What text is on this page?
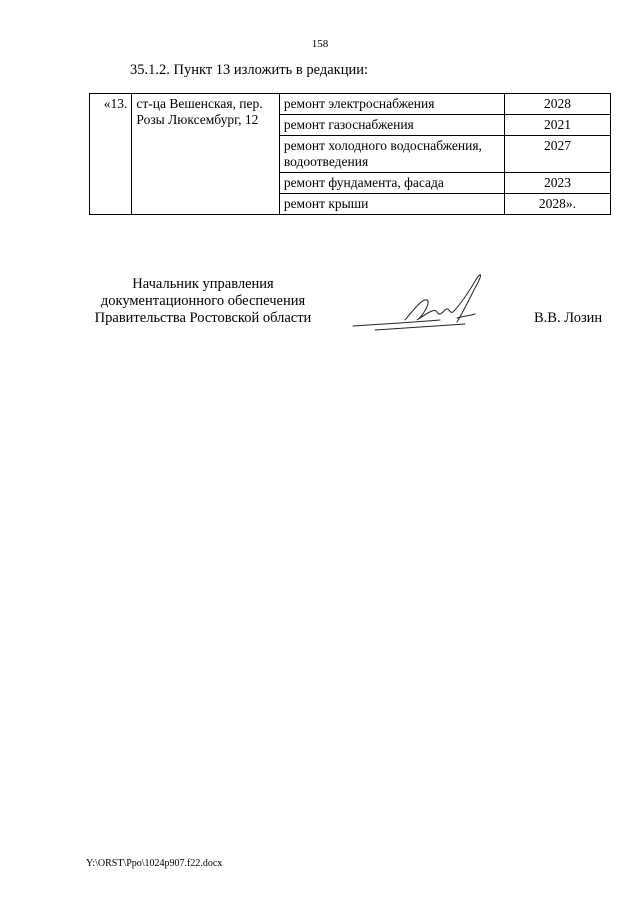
158
35.1.2. Пункт 13 изложить в редакции:
«13.	ст-ца Вешенская, пер. Розы Люксембург, 12	ремонт электроснабжения	2028
		ремонт газоснабжения	2021
		ремонт холодного водоснабжения, водоотведения	2027
		ремонт фундамента, фасада	2023
		ремонт крыши	2028».
Начальник управления
документационного обеспечения
Правительства Ростовской области	В.В. Лозин
Y:\ORST\Ppo\1024p907.f22.docx
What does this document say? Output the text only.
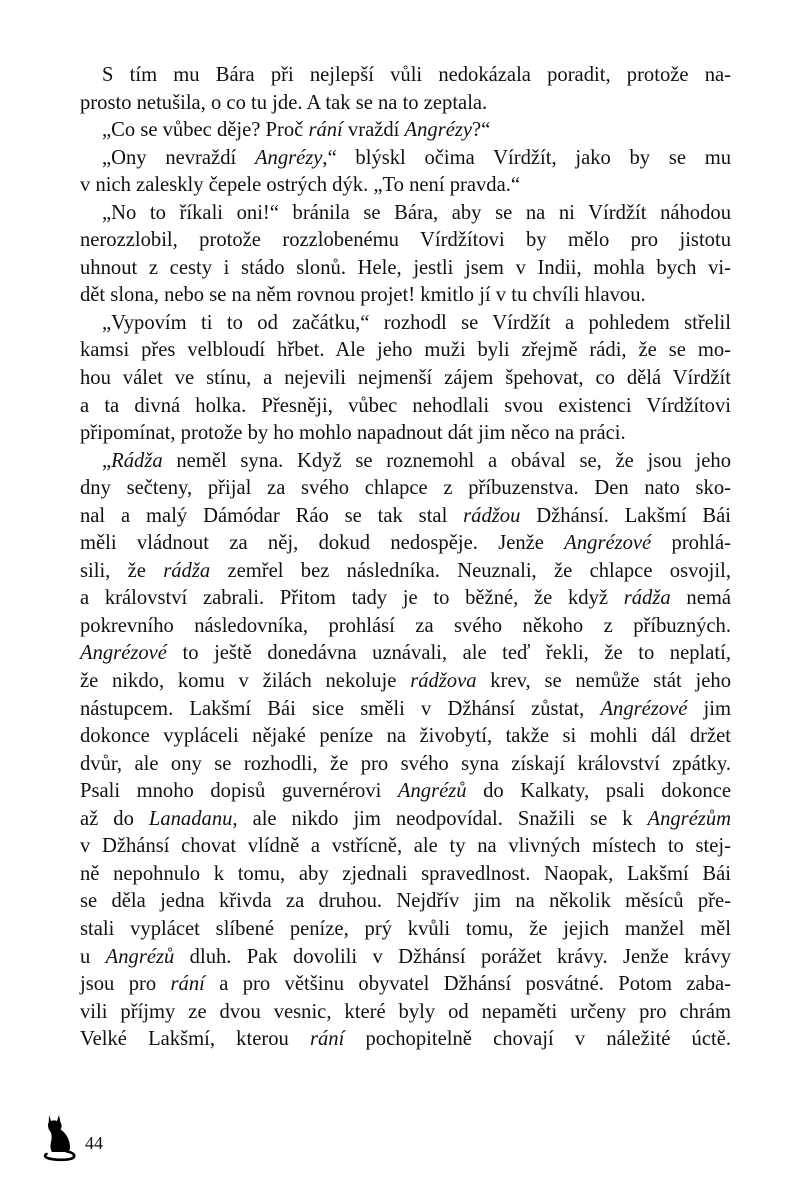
S tím mu Bára při nejlepší vůli nedokázala poradit, protože na-
prosto netušila, o co tu jde. A tak se na to zeptala.
„Co se vůbec děje? Proč rání vraždí Angrézy?“
„Ony nevraždí Angrézy,“ blýskl očima Vírdžít, jako by se mu
v nich zaleskly čepele ostrých dýk. „To není pravda.“
„No to říkali oni!“ bránila se Bára, aby se na ni Vírdžít náhodou
nerozzlobil, protože rozzlobenému Vírdžítovi by mělo pro jistotu
uhnout z cesty i stádo slonů. Hele, jestli jsem v Indii, mohla bych vi-
dět slona, nebo se na něm rovnou projet! kmitlo jí v tu chvíli hlavou.
„Vypovím ti to od začátku,“ rozhodl se Vírdžít a pohledem střelil
kamsi přes velbloudí hřbet. Ale jeho muži byli zřejmě rádi, že se mo-
hou válet ve stínu, a nejevili nejmenší zájem špehovat, co dělá Vírdžít
a ta divná holka. Přesněji, vůbec nehodlali svou existenci Vírdžítovi
připomínat, protože by ho mohlo napadnout dát jim něco na práci.
„Rádža neměl syna. Když se roznemohl a obával se, že jsou jeho
dny sečteny, přijal za svého chlapce z příbuzenstva. Den nato sko-
nal a malý Dámódar Ráo se tak stal rádžou Džhánsí. Lakšmí Bái
měli vládnout za něj, dokud nedospěje. Jenže Angrézové prohlá-
sili, že rádža zemřel bez následníka. Neuznali, že chlapce osvojil,
a království zabrali. Přitom tady je to běžné, že když rádža nemá
pokrevního následovníka, prohlásí za svého někoho z příbuzných.
Angrézové to ještě donedávna uznávali, ale teď řekli, že to neplatí,
že nikdo, komu v žilách nekoluje rádžova krev, se nemůže stát jeho
nástupcem. Lakšmí Bái sice směli v Džhánsí zůstat, Angrézové jim
dokonce vypláceli nějaké peníze na živobytí, takže si mohli dál držet
dvůr, ale ony se rozhodli, že pro svého syna získají království zpátky.
Psali mnoho dopisů guvernérovi Angrézů do Kalkaty, psali dokonce
až do Lanadanu, ale nikdo jim neodpovídal. Snažili se k Angrézům
v Džhánsí chovat vlídně a vstřícně, ale ty na vlivných místech to stej-
ně nepohnulo k tomu, aby zjednali spravedlnost. Naopak, Lakšmí Bái
se děla jedna křivda za druhou. Nejdřív jim na několik měsíců pře-
stali vyplácet slíbené peníze, prý kvůli tomu, že jejich manžel měl
u Angrézů dluh. Pak dovolili v Džhánsí porážet krávy. Jenže krávy
jsou pro rání a pro většinu obyvatel Džhánsí posvátné. Potom zaba-
vili příjmy ze dvou vesnic, které byly od nepaměti určeny pro chrám
Velké Lakšmí, kterou rání pochopitelně chovají v náležité úctě.
44
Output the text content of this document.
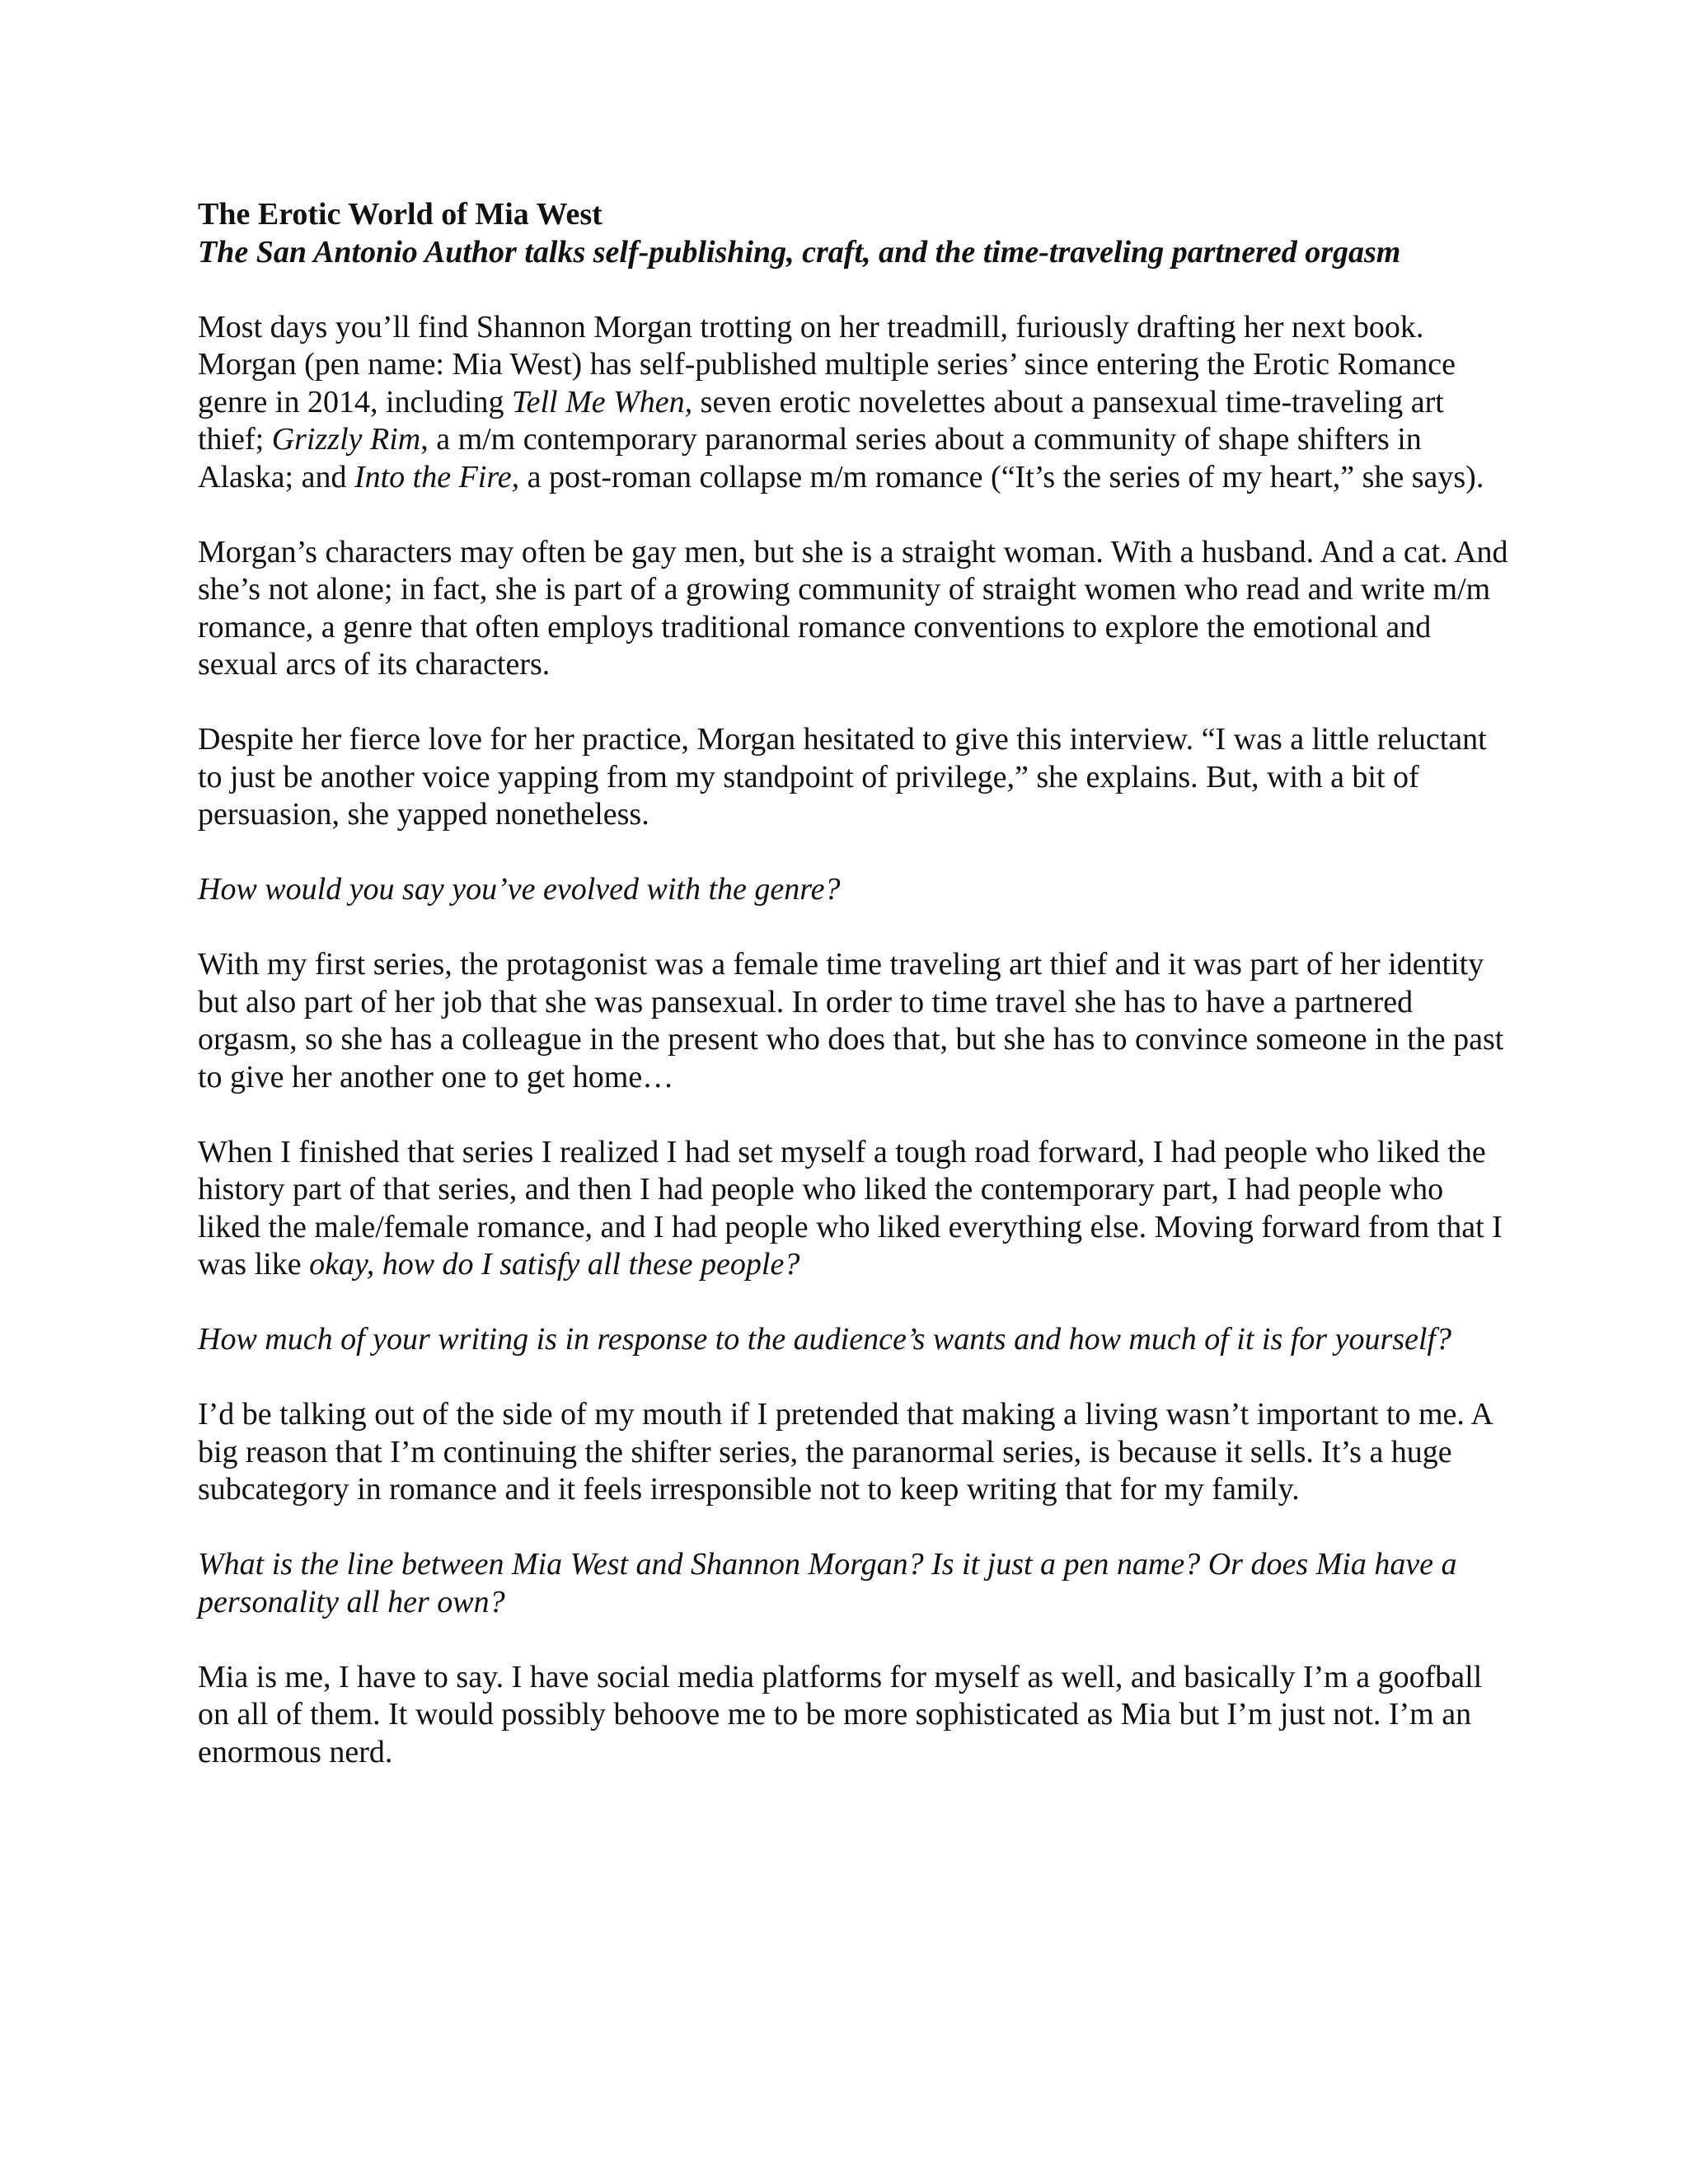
The Erotic World of Mia West
The San Antonio Author talks self-publishing, craft, and the time-traveling partnered orgasm

Most days you’ll find Shannon Morgan trotting on her treadmill, furiously drafting her next book. Morgan (pen name: Mia West) has self-published multiple series’ since entering the Erotic Romance genre in 2014, including Tell Me When, seven erotic novelettes about a pansexual time-traveling art thief; Grizzly Rim, a m/m contemporary paranormal series about a community of shape shifters in Alaska; and Into the Fire, a post-roman collapse m/m romance (“It’s the series of my heart,” she says).

Morgan’s characters may often be gay men, but she is a straight woman. With a husband. And a cat. And she’s not alone; in fact, she is part of a growing community of straight women who read and write m/m romance, a genre that often employs traditional romance conventions to explore the emotional and sexual arcs of its characters.

Despite her fierce love for her practice, Morgan hesitated to give this interview. “I was a little reluctant to just be another voice yapping from my standpoint of privilege,” she explains. But, with a bit of persuasion, she yapped nonetheless.

How would you say you’ve evolved with the genre?

With my first series, the protagonist was a female time traveling art thief and it was part of her identity but also part of her job that she was pansexual. In order to time travel she has to have a partnered orgasm, so she has a colleague in the present who does that, but she has to convince someone in the past to give her another one to get home…

When I finished that series I realized I had set myself a tough road forward, I had people who liked the history part of that series, and then I had people who liked the contemporary part, I had people who liked the male/female romance, and I had people who liked everything else. Moving forward from that I was like okay, how do I satisfy all these people?

How much of your writing is in response to the audience’s wants and how much of it is for yourself?

I’d be talking out of the side of my mouth if I pretended that making a living wasn’t important to me. A big reason that I’m continuing the shifter series, the paranormal series, is because it sells. It’s a huge subcategory in romance and it feels irresponsible not to keep writing that for my family.

What is the line between Mia West and Shannon Morgan? Is it just a pen name? Or does Mia have a personality all her own?

Mia is me, I have to say. I have social media platforms for myself as well, and basically I’m a goofball on all of them. It would possibly behoove me to be more sophisticated as Mia but I’m just not. I’m an enormous nerd.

++++++++

_Exercise requirements_
Reproduce the entries above without change, omitting all pictures.

_The output_
What text is on this page?
158
35.1.2. Пункт 13 изложить в редакции:
«13.	ст-ца Вешенская, пер. Розы Люксембург, 12	ремонт электроснабжения	2028
		ремонт газоснабжения	2021
		ремонт холодного водоснабжения, водоотведения	2027
		ремонт фундамента, фасада	2023
		ремонт крыши	2028».
Начальник управления
документационного обеспечения
Правительства Ростовской области	В.В. Лозин
Y:\ORST\Ppo\1024p907.f22.docx
What does this document say? Output the text only.
S tím mu Bára při nejlepší vůli nedokázala poradit, protože na-
prosto netušila, o co tu jde. A tak se na to zeptala.
„Co se vůbec děje? Proč rání vraždí Angrézy?“
„Ony nevraždí Angrézy,“ blýskl očima Vírdžít, jako by se mu
v nich zaleskly čepele ostrých dýk. „To není pravda.“
„No to říkali oni!“ bránila se Bára, aby se na ni Vírdžít náhodou
nerozzlobil, protože rozzlobenému Vírdžítovi by mělo pro jistotu
uhnout z cesty i stádo slonů. Hele, jestli jsem v Indii, mohla bych vi-
dět slona, nebo se na něm rovnou projet! kmitlo jí v tu chvíli hlavou.
„Vypovím ti to od začátku,“ rozhodl se Vírdžít a pohledem střelil
kamsi přes velbloudí hřbet. Ale jeho muži byli zřejmě rádi, že se mo-
hou válet ve stínu, a nejevili nejmenší zájem špehovat, co dělá Vírdžít
a ta divná holka. Přesněji, vůbec nehodlali svou existenci Vírdžítovi
připomínat, protože by ho mohlo napadnout dát jim něco na práci.
„Rádža neměl syna. Když se roznemohl a obával se, že jsou jeho
dny sečteny, přijal za svého chlapce z příbuzenstva. Den nato sko-
nal a malý Dámódar Ráo se tak stal rádžou Džhánsí. Lakšmí Bái
měli vládnout za něj, dokud nedospěje. Jenže Angrézové prohlá-
sili, že rádža zemřel bez následníka. Neuznali, že chlapce osvojil,
a království zabrali. Přitom tady je to běžné, že když rádža nemá
pokrevního následovníka, prohlásí za svého někoho z příbuzných.
Angrézové to ještě donedávna uznávali, ale teď řekli, že to neplatí,
že nikdo, komu v žilách nekoluje rádžova krev, se nemůže stát jeho
nástupcem. Lakšmí Bái sice směli v Džhánsí zůstat, Angrézové jim
dokonce vypláceli nějaké peníze na živobytí, takže si mohli dál držet
dvůr, ale ony se rozhodli, že pro svého syna získají království zpátky.
Psali mnoho dopisů guvernérovi Angrézů do Kalkaty, psali dokonce
až do Lanadanu, ale nikdo jim neodpovídal. Snažili se k Angrézům
v Džhánsí chovat vlídně a vstřícně, ale ty na vlivných místech to stej-
ně nepohnulo k tomu, aby zjednali spravedlnost. Naopak, Lakšmí Bái
se děla jedna křivda za druhou. Nejdřív jim na několik měsíců pře-
stali vyplácet slíbené peníze, prý kvůli tomu, že jejich manžel měl
u Angrézů dluh. Pak dovolili v Džhánsí porážet krávy. Jenže krávy
jsou pro rání a pro většinu obyvatel Džhánsí posvátné. Potom zaba-
vili příjmy ze dvou vesnic, které byly od nepaměti určeny pro chrám
Velké Lakšmí, kterou rání pochopitelně chovají v náležité úctě.
44
Output the text content of this document.
The Erotic World of Mia West
The San Antonio Author talks self-publishing, craft, and the time-traveling partnered orgasm

Most days you’ll find Shannon Morgan trotting on her treadmill, furiously drafting her next book. Morgan (pen name: Mia West) has self-published multiple series’ since entering the Erotic Romance genre in 2014, including Tell Me When, seven erotic novelettes about a pansexual time-traveling art thief; Grizzly Rim, a m/m contemporary paranormal series about a community of shape shifters in Alaska; and Into the Fire, a post-roman collapse m/m romance (“It’s the series of my heart,” she says).

Morgan’s characters may often be gay men, but she is a straight woman. With a husband. And a cat. And she’s not alone; in fact, she is part of a growing community of straight women who read and write m/m romance, a genre that often employs traditional romance conventions to explore the emotional and sexual arcs of its characters.

Despite her fierce love for her practice, Morgan hesitated to give this interview. “I was a little reluctant to just be another voice yapping from my standpoint of privilege,” she explains. But, with a bit of persuasion, she yapped nonetheless.

How would you say you’ve evolved with the genre?

With my first series, the protagonist was a female time traveling art thief and it was part of her identity but also part of her job that she was pansexual. In order to time travel she has to have a partnered orgasm, so she has a colleague in the present who does that, but she has to convince someone in the past to give her another one to get home…

When I finished that series I realized I had set myself a tough road forward, I had people who liked the history part of that series, and then I had people who liked the contemporary part, I had people who liked the male/female romance, and I had people who liked everything else. Moving forward from that I was like okay, how do I satisfy all these people?

How much of your writing is in response to the audience’s wants and how much of it is for yourself?

I’d be talking out of the side of my mouth if I pretended that making a living wasn’t important to me. A big reason that I’m continuing the shifter series, the paranormal series, is because it sells. It’s a huge subcategory in romance and it feels irresponsible not to keep writing that for my family.

What is the line between Mia West and Shannon Morgan? Is it just a pen name? Or does Mia have a personality all her own?

Mia is me, I have to say. I have social media platforms for myself as well, and basically I’m a goofball on all of them. It would possibly behoove me to be more sophisticated as Mia but I’m just not. I’m an enormous nerd.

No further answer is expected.